EXERCISE AIM: Quote, without change, all of the lines that follow.

Figure dataset records
◇ ◇ ◇ ◇
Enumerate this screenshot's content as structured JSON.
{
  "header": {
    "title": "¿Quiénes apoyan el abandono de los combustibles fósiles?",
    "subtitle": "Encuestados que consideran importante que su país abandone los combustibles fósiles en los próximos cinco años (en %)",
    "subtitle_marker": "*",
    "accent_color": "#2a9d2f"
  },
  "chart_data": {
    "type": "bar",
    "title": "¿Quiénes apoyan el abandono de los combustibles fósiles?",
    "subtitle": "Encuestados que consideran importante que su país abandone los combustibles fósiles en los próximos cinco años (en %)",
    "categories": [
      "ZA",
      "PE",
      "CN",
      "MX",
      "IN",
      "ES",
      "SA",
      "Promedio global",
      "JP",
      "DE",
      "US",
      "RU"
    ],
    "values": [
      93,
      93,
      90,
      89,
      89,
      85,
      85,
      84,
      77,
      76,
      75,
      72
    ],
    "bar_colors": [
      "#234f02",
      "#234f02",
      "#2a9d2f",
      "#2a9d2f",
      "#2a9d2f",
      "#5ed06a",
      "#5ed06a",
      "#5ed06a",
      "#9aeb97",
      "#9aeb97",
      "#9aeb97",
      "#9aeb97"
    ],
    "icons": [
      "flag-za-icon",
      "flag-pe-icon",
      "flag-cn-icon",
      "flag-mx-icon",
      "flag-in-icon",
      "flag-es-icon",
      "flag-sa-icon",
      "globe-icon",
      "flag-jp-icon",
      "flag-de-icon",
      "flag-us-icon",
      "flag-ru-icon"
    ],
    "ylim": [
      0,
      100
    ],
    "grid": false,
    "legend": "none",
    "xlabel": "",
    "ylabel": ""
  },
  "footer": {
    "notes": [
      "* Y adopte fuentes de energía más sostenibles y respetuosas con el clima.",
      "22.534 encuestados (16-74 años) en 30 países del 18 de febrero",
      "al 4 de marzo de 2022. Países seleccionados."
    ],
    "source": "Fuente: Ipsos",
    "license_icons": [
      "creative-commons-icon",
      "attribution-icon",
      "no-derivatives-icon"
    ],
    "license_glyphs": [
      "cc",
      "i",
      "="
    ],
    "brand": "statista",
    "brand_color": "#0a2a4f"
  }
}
◇ ◇ ◇ ◇
COMPLETED EXERCISE:
Enumerate this screenshot's content as structured JSON.
{
  "header": {
    "title": "¿Quiénes apoyan el abandono de los combustibles fósiles?",
    "subtitle": "Encuestados que consideran importante que su país abandone los combustibles fósiles en los próximos cinco años (en %)",
    "subtitle_marker": "*",
    "accent_color": "#2a9d2f"
  },
  "chart_data": {
    "type": "bar",
    "title": "¿Quiénes apoyan el abandono de los combustibles fósiles?",
    "subtitle": "Encuestados que consideran importante que su país abandone los combustibles fósiles en los próximos cinco años (en %)",
    "categories": [
      "ZA",
      "PE",
      "CN",
      "MX",
      "IN",
      "ES",
      "SA",
      "Promedio global",
      "JP",
      "DE",
      "US",
      "RU"
    ],
    "values": [
      93,
      93,
      90,
      89,
      89,
      85,
      85,
      84,
      77,
      76,
      75,
      72
    ],
    "bar_colors": [
      "#234f02",
      "#234f02",
      "#2a9d2f",
      "#2a9d2f",
      "#2a9d2f",
      "#5ed06a",
      "#5ed06a",
      "#5ed06a",
      "#9aeb97",
      "#9aeb97",
      "#9aeb97",
      "#9aeb97"
    ],
    "icons": [
      "flag-za-icon",
      "flag-pe-icon",
      "flag-cn-icon",
      "flag-mx-icon",
      "flag-in-icon",
      "flag-es-icon",
      "flag-sa-icon",
      "globe-icon",
      "flag-jp-icon",
      "flag-de-icon",
      "flag-us-icon",
      "flag-ru-icon"
    ],
    "ylim": [
      0,
      100
    ],
    "grid": false,
    "legend": "none",
    "xlabel": "",
    "ylabel": ""
  },
  "footer": {
    "notes": [
      "* Y adopte fuentes de energía más sostenibles y respetuosas con el clima.",
      "22.534 encuestados (16-74 años) en 30 países del 18 de febrero",
      "al 4 de marzo de 2022. Países seleccionados."
    ],
    "source": "Fuente: Ipsos",
    "license_icons": [
      "creative-commons-icon",
      "attribution-icon",
      "no-derivatives-icon"
    ],
    "license_glyphs": [
      "cc",
      "i",
      "="
    ],
    "brand": "statista",
    "brand_color": "#0a2a4f"
  }
}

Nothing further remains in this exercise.